─── RECORDS TO PROCESS ───

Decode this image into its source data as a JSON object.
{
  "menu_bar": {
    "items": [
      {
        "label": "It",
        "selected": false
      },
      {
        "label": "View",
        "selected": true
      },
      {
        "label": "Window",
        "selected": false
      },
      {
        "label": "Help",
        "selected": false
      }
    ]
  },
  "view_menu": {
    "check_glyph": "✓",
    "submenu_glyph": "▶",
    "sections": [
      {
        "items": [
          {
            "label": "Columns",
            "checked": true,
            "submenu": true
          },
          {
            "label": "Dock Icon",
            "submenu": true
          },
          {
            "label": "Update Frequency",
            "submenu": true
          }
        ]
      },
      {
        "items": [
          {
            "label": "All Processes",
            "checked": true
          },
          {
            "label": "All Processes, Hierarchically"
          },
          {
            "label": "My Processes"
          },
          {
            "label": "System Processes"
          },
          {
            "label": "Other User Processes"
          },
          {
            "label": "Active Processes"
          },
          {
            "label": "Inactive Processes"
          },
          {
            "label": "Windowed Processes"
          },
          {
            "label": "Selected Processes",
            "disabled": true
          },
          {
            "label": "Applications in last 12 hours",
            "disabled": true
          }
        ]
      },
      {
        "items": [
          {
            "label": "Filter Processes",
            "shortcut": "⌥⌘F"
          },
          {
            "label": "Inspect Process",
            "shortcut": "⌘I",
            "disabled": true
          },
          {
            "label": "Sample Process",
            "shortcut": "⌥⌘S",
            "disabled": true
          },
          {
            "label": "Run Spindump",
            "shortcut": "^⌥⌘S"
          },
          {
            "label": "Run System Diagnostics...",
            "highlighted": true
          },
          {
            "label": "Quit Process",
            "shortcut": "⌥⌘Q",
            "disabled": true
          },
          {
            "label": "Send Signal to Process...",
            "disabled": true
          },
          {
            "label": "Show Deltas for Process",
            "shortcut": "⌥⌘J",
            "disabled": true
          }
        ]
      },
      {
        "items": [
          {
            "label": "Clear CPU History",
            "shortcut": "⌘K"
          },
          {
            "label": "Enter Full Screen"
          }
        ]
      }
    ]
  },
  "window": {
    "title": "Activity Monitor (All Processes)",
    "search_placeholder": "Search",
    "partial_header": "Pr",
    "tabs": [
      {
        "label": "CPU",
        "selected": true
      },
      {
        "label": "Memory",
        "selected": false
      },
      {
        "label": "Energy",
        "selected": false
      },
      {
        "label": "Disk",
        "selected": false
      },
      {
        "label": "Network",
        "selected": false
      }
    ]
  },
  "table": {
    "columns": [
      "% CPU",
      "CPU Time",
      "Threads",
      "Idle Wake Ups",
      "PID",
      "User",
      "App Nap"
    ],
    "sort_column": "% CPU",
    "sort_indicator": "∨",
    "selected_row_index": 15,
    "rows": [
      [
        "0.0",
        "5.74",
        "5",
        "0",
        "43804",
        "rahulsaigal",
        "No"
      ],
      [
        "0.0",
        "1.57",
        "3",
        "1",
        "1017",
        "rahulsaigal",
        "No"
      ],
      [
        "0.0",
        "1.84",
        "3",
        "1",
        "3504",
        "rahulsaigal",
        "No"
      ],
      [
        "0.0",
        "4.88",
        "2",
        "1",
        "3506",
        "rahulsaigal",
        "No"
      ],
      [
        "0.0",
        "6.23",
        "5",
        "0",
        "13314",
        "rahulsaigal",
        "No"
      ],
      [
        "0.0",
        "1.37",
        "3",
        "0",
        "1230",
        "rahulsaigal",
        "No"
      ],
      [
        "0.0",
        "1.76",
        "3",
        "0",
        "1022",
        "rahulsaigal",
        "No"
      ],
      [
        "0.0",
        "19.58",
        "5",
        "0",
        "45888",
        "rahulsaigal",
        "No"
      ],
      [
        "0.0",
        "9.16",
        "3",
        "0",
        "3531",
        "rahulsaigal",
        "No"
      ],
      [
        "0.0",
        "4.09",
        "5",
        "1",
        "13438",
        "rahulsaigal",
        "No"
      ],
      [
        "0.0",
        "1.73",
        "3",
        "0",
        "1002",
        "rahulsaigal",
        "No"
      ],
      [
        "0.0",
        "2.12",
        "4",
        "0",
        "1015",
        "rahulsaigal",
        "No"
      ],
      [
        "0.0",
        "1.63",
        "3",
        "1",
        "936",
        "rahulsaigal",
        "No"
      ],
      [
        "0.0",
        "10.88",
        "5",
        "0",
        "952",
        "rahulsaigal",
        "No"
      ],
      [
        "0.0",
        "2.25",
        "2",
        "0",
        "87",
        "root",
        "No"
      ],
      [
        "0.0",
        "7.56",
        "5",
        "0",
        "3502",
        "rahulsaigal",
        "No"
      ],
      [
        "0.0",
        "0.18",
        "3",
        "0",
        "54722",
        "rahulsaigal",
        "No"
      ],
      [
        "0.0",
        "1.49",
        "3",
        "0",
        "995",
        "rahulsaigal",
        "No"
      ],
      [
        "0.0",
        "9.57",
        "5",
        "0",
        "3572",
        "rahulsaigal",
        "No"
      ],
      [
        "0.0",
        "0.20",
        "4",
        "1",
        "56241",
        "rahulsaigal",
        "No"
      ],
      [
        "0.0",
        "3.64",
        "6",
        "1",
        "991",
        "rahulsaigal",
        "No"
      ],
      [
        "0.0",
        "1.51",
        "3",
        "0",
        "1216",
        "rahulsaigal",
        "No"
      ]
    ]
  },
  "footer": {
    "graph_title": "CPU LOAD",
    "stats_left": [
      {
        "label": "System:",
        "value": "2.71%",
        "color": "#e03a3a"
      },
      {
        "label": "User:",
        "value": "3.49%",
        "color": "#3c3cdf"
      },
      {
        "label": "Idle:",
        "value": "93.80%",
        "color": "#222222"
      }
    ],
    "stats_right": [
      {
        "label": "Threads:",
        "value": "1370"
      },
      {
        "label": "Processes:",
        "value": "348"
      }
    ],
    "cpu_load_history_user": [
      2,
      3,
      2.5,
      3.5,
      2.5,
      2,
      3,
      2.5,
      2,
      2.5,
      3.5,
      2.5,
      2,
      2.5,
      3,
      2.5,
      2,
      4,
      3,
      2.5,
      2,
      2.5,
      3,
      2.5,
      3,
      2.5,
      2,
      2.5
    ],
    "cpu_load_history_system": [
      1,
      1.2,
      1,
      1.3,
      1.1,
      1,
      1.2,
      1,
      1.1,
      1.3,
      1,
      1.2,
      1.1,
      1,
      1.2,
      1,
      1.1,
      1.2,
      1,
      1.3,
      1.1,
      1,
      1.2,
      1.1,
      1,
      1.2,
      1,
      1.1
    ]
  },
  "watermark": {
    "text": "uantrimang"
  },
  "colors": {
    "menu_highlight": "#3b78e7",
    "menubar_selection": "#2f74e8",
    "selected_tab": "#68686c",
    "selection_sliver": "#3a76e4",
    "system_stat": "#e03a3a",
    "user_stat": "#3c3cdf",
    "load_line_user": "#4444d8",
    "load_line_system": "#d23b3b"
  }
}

───

→ THE REQUEST:
Search the data for the string "shortcut". List each line that has it.

→ ANSWER TO THIS TASK:
            "shortcut": "⌥⌘F"
            "shortcut": "⌘I",
            "shortcut": "⌥⌘S",
            "shortcut": "^⌥⌘S"
            "shortcut": "⌥⌘Q",
            "shortcut": "⌥⌘J",
            "shortcut": "⌘K"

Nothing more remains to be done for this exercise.